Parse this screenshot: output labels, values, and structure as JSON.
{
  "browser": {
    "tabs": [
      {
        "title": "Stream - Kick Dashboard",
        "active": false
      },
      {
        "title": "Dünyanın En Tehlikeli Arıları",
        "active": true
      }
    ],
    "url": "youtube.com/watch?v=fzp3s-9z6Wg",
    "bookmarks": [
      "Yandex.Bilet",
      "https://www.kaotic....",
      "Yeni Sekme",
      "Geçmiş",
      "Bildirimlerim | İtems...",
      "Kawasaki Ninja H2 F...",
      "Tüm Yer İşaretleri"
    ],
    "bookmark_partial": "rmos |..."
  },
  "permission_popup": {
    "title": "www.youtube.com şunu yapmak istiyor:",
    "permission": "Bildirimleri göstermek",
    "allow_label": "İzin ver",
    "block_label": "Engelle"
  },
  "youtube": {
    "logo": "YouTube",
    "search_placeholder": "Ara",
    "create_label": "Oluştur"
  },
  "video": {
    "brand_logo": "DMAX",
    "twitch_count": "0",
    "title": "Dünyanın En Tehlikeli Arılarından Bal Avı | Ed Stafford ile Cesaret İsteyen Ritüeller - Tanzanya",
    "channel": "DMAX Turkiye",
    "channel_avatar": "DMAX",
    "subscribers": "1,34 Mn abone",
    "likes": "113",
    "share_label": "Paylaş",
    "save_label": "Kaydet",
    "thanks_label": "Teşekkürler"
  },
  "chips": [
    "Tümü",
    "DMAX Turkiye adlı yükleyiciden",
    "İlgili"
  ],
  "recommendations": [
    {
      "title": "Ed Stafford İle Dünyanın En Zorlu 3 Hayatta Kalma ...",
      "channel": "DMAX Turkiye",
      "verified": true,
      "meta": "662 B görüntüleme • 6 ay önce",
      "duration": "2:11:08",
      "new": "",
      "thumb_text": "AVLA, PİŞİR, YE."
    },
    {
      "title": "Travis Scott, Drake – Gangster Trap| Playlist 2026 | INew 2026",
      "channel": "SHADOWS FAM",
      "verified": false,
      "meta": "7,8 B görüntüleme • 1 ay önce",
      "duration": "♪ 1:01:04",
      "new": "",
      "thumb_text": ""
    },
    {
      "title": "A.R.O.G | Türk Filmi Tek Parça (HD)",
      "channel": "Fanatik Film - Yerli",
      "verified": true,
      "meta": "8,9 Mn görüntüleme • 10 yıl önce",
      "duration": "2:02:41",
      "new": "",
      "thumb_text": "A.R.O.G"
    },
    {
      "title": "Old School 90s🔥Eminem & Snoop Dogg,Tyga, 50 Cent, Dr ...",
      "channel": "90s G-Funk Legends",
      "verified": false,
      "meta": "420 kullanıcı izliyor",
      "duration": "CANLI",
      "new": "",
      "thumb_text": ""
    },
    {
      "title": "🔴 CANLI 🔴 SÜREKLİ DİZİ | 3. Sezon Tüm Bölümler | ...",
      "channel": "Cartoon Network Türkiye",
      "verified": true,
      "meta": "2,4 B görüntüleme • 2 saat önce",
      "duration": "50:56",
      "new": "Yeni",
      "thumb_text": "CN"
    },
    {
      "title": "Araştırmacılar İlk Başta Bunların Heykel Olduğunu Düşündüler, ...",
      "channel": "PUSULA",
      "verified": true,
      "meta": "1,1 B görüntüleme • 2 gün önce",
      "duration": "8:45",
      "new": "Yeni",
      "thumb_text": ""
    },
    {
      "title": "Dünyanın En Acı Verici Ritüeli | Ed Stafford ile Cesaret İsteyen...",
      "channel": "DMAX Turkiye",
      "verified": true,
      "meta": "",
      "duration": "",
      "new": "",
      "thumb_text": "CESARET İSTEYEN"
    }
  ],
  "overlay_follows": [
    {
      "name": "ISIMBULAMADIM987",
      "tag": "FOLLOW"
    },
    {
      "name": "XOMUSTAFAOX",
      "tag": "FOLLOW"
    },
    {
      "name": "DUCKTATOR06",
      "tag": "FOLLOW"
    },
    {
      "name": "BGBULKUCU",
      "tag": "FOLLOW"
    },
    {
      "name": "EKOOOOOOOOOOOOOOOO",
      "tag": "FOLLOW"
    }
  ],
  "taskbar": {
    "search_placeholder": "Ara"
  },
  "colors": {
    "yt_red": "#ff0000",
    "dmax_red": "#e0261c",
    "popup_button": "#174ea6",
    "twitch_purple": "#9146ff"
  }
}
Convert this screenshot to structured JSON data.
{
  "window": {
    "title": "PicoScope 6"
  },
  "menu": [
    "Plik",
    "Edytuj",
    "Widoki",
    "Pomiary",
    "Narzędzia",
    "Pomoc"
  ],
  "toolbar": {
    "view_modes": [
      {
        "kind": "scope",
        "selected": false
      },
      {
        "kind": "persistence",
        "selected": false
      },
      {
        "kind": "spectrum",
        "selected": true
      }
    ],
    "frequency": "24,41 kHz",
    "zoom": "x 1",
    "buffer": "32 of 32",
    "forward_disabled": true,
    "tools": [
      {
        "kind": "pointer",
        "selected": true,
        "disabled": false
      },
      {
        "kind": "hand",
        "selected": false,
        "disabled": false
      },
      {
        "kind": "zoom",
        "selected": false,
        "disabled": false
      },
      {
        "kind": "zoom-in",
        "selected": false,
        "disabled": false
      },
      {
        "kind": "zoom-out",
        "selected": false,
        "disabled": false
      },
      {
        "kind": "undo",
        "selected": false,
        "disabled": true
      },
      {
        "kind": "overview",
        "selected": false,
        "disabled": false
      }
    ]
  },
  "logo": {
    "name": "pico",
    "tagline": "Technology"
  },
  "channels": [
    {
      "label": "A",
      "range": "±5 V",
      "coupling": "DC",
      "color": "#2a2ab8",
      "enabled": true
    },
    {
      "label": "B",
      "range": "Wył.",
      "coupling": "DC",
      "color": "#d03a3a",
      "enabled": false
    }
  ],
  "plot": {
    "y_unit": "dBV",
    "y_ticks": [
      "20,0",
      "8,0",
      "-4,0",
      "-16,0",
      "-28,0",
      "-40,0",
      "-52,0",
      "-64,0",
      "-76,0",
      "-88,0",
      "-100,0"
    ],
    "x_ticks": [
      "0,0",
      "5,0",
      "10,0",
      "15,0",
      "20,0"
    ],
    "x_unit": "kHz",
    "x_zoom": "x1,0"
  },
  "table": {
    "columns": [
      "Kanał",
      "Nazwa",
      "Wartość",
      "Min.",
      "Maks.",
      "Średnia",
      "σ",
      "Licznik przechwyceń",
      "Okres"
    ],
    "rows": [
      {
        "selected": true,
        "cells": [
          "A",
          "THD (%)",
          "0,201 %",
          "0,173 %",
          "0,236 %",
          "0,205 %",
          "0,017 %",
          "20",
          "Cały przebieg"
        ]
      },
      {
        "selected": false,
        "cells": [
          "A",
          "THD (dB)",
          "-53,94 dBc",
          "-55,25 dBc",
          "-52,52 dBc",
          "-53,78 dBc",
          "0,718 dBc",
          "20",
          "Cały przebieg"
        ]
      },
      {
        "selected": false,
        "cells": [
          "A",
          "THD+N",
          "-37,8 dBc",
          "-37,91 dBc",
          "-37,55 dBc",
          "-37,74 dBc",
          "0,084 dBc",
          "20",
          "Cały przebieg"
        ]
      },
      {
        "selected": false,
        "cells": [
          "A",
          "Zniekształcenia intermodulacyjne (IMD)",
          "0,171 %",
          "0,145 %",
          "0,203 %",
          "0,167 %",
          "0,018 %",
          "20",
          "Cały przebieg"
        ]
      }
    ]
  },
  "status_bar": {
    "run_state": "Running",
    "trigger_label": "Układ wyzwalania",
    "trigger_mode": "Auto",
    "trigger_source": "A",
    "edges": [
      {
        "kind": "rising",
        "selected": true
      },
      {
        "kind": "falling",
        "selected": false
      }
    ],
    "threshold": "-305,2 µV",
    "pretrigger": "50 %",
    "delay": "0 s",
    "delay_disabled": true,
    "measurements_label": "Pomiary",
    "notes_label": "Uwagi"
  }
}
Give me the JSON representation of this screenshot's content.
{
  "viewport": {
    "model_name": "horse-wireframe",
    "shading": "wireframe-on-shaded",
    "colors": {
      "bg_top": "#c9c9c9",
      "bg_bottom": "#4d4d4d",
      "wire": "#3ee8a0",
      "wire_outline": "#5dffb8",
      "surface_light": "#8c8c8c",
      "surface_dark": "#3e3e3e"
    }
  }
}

[Request]:
Print again the material above, limited to the lines from the one holding "Give me the" through the last, inclusive.

[Solved exercise]:
Give me the JSON representation of this screenshot's content.
{
  "viewport": {
    "model_name": "horse-wireframe",
    "shading": "wireframe-on-shaded",
    "colors": {
      "bg_top": "#c9c9c9",
      "bg_bottom": "#4d4d4d",
      "wire": "#3ee8a0",
      "wire_outline": "#5dffb8",
      "surface_light": "#8c8c8c",
      "surface_dark": "#3e3e3e"
    }
  }
}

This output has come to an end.